Given problem
Track down the lines that contain "pgzip" and copy them.

--- BEGIN Dataset excerpts ---

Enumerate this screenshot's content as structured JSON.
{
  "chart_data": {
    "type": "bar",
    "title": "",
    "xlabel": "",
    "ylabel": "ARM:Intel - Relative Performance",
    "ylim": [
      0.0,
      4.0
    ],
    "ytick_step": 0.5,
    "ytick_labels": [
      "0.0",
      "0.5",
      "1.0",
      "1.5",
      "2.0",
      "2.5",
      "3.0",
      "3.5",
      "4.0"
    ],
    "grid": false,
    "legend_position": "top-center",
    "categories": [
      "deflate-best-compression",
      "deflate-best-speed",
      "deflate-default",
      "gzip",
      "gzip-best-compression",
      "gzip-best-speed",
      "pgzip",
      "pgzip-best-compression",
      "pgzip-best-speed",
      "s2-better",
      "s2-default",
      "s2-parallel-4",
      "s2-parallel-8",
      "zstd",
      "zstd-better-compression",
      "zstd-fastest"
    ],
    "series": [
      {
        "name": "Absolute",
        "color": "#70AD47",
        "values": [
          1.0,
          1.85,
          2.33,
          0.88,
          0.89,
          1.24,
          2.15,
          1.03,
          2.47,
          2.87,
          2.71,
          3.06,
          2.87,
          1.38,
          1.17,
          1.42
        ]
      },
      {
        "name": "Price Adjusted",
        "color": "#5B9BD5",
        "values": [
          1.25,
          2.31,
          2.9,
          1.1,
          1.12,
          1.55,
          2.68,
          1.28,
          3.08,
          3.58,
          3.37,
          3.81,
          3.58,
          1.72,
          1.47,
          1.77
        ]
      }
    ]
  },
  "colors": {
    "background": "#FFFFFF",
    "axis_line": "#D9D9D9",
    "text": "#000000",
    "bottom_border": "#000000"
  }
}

--- END Dataset excerpts ---

Answer for the task
      "pgzip",
      "pgzip-best-compression",
      "pgzip-best-speed",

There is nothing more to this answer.